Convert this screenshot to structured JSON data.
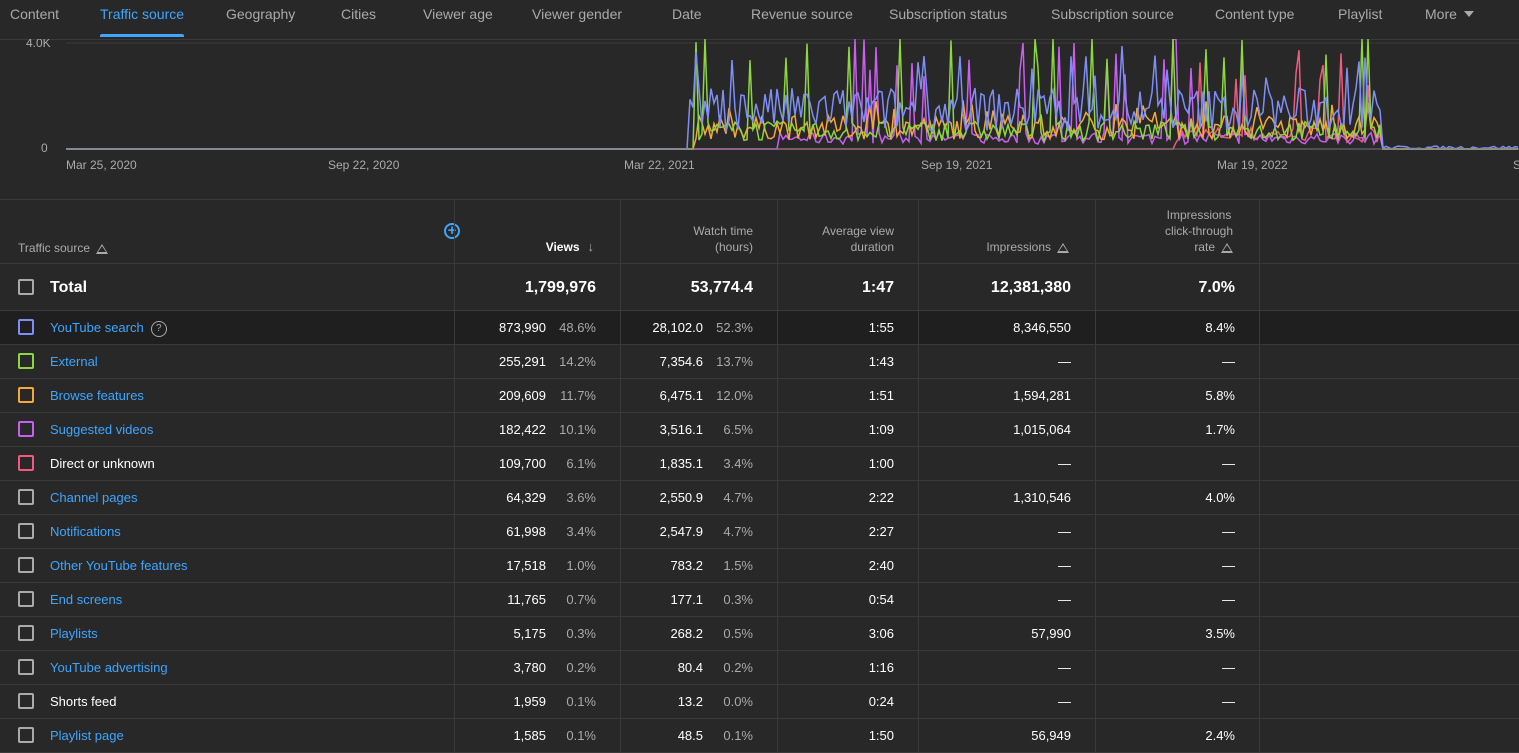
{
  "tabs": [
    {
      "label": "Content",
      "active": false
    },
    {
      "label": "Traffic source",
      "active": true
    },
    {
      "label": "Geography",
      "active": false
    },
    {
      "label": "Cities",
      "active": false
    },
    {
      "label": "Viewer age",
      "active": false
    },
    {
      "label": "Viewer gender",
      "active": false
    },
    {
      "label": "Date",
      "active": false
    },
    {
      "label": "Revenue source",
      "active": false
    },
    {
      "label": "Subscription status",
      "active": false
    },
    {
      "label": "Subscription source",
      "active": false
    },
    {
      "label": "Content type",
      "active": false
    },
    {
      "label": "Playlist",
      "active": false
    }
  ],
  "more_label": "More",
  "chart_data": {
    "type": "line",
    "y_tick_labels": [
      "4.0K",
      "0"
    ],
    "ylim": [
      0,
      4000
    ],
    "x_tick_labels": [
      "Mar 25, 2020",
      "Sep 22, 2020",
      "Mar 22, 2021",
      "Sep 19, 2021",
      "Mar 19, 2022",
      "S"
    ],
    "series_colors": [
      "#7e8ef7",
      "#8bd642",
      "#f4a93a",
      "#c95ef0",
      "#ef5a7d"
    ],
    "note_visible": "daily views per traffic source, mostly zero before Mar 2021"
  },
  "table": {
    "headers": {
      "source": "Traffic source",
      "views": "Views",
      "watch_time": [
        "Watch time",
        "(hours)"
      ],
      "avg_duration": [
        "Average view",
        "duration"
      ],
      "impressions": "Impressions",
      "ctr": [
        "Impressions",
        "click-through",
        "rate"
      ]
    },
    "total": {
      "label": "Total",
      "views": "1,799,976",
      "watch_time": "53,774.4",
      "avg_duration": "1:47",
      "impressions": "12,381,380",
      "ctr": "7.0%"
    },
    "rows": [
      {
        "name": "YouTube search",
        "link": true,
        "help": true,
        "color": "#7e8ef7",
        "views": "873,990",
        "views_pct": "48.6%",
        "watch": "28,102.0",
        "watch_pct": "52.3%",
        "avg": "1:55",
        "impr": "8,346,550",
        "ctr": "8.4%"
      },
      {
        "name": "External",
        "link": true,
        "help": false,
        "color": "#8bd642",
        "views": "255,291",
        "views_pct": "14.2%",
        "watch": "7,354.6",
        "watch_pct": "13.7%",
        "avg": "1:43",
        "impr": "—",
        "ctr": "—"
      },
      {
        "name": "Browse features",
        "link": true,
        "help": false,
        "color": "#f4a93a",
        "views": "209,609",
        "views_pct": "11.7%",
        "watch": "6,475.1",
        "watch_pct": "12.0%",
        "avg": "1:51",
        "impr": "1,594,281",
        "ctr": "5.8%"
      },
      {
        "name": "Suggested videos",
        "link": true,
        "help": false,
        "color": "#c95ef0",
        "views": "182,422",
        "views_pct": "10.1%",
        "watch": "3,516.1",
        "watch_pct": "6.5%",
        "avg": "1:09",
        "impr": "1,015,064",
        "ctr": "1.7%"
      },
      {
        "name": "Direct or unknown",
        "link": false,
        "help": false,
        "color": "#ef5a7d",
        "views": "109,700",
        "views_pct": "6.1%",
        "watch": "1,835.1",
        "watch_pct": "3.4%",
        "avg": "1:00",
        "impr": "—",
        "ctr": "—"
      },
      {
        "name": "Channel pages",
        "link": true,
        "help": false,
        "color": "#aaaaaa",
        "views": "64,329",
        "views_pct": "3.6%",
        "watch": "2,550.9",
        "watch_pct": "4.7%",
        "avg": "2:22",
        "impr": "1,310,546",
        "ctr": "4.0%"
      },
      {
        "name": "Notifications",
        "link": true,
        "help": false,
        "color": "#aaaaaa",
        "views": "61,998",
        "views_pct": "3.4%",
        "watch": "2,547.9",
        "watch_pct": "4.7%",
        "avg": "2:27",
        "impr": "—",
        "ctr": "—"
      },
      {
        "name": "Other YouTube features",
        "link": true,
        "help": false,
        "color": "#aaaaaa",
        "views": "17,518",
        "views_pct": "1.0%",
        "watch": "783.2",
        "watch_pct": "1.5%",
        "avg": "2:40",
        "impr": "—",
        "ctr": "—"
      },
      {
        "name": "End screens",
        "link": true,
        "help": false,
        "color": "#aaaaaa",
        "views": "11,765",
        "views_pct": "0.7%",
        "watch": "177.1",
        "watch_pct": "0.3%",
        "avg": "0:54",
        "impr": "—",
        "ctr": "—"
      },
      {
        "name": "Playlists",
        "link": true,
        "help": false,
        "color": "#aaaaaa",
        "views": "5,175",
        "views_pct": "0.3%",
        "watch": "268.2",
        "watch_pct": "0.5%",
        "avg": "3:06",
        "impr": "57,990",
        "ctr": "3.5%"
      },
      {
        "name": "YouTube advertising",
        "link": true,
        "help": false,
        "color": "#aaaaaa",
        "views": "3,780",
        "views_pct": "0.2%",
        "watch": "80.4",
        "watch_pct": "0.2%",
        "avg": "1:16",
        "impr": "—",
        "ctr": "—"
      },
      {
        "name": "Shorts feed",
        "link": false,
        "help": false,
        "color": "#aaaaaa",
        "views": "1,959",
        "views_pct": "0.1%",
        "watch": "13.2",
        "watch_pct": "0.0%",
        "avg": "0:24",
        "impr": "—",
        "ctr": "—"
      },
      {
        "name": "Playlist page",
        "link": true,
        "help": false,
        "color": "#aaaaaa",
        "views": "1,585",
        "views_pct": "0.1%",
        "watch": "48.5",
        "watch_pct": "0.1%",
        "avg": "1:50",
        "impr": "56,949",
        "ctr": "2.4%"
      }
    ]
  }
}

******************************

◆ The exercise:
Copy every line in the listing above where the string "YouTube" turns up.

◆ Response for this exercise:
        "name": "YouTube search",
        "name": "Other YouTube features",
        "name": "YouTube advertising",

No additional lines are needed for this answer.